----- INFORMATION GIVEN

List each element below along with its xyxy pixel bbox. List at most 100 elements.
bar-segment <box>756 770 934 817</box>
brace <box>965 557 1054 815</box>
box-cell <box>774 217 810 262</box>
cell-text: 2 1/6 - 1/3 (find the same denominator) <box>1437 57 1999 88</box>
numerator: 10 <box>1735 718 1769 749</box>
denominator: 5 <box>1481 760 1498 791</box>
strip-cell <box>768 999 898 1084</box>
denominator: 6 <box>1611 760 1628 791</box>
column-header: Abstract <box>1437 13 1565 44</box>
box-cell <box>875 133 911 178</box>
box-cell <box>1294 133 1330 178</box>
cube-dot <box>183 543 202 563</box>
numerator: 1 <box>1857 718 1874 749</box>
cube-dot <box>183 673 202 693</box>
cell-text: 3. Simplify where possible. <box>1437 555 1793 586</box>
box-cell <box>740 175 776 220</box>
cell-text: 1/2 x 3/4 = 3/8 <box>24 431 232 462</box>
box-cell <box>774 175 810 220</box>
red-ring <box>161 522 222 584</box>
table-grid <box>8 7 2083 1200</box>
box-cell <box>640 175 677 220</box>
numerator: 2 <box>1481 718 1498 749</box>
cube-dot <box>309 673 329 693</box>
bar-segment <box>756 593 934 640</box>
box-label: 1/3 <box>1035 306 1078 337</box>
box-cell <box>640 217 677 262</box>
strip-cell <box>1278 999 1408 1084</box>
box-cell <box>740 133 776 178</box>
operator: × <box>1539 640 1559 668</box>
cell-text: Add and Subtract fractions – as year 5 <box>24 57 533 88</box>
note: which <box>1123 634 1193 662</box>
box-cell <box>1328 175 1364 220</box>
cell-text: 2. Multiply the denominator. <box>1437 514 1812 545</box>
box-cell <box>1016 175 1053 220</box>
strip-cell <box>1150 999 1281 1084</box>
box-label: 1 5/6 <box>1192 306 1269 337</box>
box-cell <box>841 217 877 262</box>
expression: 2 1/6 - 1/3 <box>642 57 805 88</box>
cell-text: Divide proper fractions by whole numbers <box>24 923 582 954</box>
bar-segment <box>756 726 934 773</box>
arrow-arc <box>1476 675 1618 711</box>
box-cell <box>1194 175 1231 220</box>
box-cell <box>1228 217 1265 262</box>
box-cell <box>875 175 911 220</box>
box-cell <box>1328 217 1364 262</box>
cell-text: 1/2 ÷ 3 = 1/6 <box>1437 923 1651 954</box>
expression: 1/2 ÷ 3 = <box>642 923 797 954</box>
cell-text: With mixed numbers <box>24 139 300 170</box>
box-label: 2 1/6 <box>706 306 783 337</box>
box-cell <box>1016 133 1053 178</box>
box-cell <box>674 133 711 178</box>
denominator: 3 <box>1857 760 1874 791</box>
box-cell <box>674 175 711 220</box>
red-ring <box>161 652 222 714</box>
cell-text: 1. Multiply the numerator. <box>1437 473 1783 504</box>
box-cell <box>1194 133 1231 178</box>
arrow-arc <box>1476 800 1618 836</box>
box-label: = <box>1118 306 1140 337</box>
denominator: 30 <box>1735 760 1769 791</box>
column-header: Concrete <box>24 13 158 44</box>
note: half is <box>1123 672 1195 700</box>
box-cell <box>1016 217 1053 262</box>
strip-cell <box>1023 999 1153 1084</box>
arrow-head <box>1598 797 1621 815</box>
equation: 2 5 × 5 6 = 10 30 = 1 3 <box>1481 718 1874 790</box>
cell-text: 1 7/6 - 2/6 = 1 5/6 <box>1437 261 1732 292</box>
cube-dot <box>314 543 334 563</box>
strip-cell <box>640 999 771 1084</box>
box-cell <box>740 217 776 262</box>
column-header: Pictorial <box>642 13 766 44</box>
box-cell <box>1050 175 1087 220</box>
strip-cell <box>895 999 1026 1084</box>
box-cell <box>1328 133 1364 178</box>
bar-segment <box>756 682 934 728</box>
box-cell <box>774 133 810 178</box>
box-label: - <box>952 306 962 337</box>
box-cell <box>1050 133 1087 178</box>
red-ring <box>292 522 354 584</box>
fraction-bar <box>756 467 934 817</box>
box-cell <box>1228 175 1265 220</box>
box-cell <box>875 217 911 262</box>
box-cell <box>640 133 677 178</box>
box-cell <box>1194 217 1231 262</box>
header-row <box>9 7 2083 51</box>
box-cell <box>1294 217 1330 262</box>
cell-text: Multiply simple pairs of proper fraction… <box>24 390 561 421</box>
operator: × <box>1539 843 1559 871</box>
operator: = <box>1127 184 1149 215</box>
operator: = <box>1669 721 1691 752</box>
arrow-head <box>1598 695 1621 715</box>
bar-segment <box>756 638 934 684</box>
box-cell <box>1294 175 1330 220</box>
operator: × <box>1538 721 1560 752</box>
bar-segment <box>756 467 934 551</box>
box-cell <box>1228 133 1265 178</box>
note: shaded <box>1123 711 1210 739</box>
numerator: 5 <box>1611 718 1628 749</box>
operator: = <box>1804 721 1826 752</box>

----------

Reproduce the lines above word for word, starting with the first and ending with the line that contains "box-cell <box>875 175 911 220</box>", that line included.

◆ TASK RESULT ◆
List each element below along with its xyxy pixel bbox. List at most 100 elements.
bar-segment <box>756 770 934 817</box>
brace <box>965 557 1054 815</box>
box-cell <box>774 217 810 262</box>
cell-text: 2 1/6 - 1/3 (find the same denominator) <box>1437 57 1999 88</box>
numerator: 10 <box>1735 718 1769 749</box>
denominator: 5 <box>1481 760 1498 791</box>
strip-cell <box>768 999 898 1084</box>
denominator: 6 <box>1611 760 1628 791</box>
column-header: Abstract <box>1437 13 1565 44</box>
box-cell <box>875 133 911 178</box>
box-cell <box>1294 133 1330 178</box>
cube-dot <box>183 543 202 563</box>
numerator: 1 <box>1857 718 1874 749</box>
cube-dot <box>183 673 202 693</box>
cell-text: 3. Simplify where possible. <box>1437 555 1793 586</box>
box-cell <box>740 175 776 220</box>
cell-text: 1/2 x 3/4 = 3/8 <box>24 431 232 462</box>
box-cell <box>774 175 810 220</box>
red-ring <box>161 522 222 584</box>
table-grid <box>8 7 2083 1200</box>
box-cell <box>640 175 677 220</box>
numerator: 2 <box>1481 718 1498 749</box>
cube-dot <box>309 673 329 693</box>
bar-segment <box>756 593 934 640</box>
box-label: 1/3 <box>1035 306 1078 337</box>
box-cell <box>640 217 677 262</box>
strip-cell <box>1278 999 1408 1084</box>
box-cell <box>740 133 776 178</box>
operator: × <box>1539 640 1559 668</box>
cell-text: Add and Subtract fractions – as year 5 <box>24 57 533 88</box>
note: which <box>1123 634 1193 662</box>
box-cell <box>1328 175 1364 220</box>
cell-text: 2. Multiply the denominator. <box>1437 514 1812 545</box>
box-cell <box>1016 175 1053 220</box>
strip-cell <box>1150 999 1281 1084</box>
box-label: 1 5/6 <box>1192 306 1269 337</box>
box-cell <box>841 217 877 262</box>
expression: 2 1/6 - 1/3 <box>642 57 805 88</box>
cell-text: Divide proper fractions by whole numbers <box>24 923 582 954</box>
bar-segment <box>756 726 934 773</box>
arrow-arc <box>1476 675 1618 711</box>
box-cell <box>1194 175 1231 220</box>
box-cell <box>1228 217 1265 262</box>
box-cell <box>875 175 911 220</box>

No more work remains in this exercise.